-- Start Records provided --

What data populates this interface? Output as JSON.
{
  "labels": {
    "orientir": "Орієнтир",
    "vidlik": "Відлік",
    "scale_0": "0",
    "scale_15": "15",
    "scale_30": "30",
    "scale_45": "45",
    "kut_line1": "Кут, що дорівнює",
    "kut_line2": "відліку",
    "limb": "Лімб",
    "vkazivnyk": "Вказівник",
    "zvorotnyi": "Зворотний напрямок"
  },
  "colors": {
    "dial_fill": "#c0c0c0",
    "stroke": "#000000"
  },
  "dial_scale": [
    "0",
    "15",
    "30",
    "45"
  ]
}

-- End Records provided --

▸ Exercise task:
Nothing should be left out: repeat all of the data exactly.

▸ Answer below:
What data populates this interface? Output as JSON.
{
  "labels": {
    "orientir": "Орієнтир",
    "vidlik": "Відлік",
    "scale_0": "0",
    "scale_15": "15",
    "scale_30": "30",
    "scale_45": "45",
    "kut_line1": "Кут, що дорівнює",
    "kut_line2": "відліку",
    "limb": "Лімб",
    "vkazivnyk": "Вказівник",
    "zvorotnyi": "Зворотний напрямок"
  },
  "colors": {
    "dial_fill": "#c0c0c0",
    "stroke": "#000000"
  },
  "dial_scale": [
    "0",
    "15",
    "30",
    "45"
  ]
}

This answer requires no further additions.